──────── Supplied data

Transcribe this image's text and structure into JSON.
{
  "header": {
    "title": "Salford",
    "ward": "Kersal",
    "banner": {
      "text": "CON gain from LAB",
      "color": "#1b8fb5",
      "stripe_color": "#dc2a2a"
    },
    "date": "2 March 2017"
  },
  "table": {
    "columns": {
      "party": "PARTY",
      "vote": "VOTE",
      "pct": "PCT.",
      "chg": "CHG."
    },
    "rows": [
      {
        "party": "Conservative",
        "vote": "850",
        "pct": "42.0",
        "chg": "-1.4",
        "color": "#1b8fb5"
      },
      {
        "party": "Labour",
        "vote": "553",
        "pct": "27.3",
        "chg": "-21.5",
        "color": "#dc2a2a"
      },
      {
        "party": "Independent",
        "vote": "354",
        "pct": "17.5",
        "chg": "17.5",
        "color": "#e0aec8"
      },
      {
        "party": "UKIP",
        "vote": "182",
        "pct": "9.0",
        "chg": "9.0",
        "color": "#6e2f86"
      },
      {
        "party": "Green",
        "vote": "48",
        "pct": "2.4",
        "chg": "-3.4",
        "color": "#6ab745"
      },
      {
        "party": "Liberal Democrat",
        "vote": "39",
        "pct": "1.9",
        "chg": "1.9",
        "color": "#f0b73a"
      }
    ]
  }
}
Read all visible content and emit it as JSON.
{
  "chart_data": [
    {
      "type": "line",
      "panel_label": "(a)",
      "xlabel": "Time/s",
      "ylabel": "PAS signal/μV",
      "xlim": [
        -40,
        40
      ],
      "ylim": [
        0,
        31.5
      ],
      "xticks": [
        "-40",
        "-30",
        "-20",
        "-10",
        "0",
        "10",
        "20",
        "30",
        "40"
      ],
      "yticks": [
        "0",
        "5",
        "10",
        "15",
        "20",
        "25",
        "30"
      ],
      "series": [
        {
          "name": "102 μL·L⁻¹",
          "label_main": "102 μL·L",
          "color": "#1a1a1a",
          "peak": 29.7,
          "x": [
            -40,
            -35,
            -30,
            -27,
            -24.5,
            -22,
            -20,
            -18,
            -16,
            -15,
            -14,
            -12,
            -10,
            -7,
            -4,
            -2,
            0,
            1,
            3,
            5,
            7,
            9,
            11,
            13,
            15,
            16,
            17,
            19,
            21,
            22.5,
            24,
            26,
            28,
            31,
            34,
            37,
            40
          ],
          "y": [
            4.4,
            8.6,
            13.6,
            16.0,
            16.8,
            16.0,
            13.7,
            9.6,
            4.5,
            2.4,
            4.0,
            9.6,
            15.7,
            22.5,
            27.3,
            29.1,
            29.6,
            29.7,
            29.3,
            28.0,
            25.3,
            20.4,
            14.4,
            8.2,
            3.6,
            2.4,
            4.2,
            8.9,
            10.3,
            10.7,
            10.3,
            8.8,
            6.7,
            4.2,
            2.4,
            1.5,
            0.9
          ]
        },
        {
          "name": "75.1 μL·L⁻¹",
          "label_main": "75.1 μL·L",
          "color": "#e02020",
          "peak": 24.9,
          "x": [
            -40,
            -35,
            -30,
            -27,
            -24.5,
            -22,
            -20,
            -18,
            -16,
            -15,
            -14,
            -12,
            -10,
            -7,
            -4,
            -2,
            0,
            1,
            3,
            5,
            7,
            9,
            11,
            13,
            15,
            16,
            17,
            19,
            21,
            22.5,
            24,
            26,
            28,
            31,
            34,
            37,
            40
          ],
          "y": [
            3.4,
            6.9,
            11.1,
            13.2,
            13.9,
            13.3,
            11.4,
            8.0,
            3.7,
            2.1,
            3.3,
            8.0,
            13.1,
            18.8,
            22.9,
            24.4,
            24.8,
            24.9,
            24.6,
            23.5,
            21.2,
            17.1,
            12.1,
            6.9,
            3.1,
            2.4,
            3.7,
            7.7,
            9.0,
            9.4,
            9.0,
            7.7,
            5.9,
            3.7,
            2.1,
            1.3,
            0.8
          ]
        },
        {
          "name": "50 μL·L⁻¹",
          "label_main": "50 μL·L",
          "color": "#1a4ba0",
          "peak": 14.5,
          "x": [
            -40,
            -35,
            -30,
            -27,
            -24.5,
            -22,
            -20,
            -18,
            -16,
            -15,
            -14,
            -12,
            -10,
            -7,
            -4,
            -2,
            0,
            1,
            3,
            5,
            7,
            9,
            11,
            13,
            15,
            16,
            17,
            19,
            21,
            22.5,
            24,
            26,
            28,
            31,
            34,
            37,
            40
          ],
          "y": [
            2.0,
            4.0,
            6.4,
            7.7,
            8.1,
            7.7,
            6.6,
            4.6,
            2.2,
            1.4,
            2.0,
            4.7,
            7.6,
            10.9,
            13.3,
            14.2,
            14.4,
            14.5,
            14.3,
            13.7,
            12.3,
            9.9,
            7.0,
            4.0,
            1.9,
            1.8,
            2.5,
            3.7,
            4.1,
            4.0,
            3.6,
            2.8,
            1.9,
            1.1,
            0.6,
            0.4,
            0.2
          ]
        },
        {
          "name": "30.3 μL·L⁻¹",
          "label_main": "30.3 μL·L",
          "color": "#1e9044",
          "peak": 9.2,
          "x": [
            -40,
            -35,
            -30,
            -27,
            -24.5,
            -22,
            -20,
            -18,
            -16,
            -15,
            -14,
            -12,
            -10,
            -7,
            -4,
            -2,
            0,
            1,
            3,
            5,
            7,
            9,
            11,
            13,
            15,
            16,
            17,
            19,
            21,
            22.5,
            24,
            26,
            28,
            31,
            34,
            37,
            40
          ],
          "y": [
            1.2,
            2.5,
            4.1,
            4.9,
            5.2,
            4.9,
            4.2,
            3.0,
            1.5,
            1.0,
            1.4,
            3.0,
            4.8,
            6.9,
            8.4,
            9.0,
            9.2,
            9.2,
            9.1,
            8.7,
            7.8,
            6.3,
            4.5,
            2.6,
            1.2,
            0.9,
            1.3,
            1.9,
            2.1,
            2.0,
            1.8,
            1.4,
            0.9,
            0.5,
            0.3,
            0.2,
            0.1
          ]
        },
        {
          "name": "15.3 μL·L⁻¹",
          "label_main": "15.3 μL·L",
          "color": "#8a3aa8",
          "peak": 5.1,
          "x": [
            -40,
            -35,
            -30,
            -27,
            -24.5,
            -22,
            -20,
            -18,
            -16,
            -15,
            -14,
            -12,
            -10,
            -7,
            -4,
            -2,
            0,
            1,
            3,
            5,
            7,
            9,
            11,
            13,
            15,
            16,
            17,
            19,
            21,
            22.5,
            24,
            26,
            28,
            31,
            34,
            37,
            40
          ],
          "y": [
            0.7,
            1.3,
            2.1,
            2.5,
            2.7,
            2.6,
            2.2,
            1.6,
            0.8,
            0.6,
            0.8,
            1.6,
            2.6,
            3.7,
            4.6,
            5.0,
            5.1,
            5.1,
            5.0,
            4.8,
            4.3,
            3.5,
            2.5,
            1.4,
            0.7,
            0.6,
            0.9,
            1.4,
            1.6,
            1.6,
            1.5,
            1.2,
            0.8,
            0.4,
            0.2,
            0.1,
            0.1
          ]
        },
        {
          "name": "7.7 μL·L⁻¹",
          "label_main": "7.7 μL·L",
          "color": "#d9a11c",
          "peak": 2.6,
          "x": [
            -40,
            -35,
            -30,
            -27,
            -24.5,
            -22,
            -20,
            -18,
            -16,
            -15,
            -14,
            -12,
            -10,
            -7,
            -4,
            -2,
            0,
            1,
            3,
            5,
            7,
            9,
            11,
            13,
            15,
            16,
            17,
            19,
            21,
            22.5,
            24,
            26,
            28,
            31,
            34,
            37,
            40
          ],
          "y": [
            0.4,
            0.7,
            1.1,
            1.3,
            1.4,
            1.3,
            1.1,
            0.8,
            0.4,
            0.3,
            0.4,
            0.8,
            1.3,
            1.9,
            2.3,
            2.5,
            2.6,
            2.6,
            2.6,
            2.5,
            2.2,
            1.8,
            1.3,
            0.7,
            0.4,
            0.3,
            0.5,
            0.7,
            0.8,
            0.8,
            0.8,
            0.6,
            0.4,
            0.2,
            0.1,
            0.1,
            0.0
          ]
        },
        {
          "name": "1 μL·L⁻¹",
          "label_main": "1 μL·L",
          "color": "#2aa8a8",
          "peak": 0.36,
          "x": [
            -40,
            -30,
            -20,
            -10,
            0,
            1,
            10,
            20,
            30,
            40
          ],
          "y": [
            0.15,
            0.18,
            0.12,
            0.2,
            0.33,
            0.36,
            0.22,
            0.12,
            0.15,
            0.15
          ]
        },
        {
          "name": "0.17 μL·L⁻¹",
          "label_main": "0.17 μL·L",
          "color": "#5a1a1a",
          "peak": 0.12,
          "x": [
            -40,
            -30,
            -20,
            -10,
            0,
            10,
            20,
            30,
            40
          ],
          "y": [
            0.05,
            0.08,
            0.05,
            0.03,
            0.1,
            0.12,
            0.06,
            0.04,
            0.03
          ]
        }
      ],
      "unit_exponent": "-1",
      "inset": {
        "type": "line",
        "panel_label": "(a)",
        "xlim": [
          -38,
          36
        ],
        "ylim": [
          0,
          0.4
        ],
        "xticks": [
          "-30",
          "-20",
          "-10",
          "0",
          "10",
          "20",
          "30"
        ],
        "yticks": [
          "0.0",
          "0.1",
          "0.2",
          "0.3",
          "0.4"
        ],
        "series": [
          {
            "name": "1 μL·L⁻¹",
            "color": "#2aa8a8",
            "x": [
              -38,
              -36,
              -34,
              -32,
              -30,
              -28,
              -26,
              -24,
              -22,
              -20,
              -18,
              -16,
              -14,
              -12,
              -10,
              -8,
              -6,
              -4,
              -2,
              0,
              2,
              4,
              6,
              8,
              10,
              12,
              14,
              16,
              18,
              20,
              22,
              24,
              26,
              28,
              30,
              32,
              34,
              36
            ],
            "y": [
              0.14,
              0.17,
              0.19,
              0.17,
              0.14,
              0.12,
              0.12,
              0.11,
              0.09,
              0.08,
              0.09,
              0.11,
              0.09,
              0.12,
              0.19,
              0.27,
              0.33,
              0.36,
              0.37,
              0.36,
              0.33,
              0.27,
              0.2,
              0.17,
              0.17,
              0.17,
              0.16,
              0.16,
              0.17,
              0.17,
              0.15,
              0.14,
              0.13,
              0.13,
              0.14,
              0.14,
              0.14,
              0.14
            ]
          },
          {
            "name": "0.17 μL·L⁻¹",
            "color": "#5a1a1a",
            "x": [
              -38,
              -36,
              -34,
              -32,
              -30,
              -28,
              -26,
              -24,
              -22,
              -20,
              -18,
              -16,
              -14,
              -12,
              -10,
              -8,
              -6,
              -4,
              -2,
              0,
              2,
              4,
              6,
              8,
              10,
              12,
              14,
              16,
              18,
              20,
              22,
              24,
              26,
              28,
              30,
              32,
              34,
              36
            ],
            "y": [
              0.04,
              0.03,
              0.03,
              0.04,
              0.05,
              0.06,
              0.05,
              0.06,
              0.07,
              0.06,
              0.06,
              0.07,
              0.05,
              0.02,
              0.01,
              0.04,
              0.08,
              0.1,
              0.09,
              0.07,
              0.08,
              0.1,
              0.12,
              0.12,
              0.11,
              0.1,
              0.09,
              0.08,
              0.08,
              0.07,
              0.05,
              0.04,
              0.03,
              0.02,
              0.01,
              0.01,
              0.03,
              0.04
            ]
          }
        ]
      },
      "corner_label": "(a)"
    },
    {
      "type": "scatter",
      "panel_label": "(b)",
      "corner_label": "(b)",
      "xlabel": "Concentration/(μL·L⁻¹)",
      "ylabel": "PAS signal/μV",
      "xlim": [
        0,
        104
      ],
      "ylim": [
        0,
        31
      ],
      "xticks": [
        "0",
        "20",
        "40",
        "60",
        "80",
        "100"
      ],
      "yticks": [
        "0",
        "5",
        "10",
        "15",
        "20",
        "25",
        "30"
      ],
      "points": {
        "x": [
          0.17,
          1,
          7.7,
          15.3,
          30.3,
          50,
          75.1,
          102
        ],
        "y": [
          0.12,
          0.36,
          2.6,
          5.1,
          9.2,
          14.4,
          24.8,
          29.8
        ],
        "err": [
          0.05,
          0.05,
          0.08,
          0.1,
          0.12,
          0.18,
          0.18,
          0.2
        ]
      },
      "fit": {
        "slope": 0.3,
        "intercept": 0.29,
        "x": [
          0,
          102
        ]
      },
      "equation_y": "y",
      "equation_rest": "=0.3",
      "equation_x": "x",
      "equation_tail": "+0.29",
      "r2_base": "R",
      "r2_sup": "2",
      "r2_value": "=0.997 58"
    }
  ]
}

────────────────

[Task brief] Look through the data and show every line containing "text".

[The solution]
Transcribe this image's text and structure into JSON.
      "text": "CON gain from LAB",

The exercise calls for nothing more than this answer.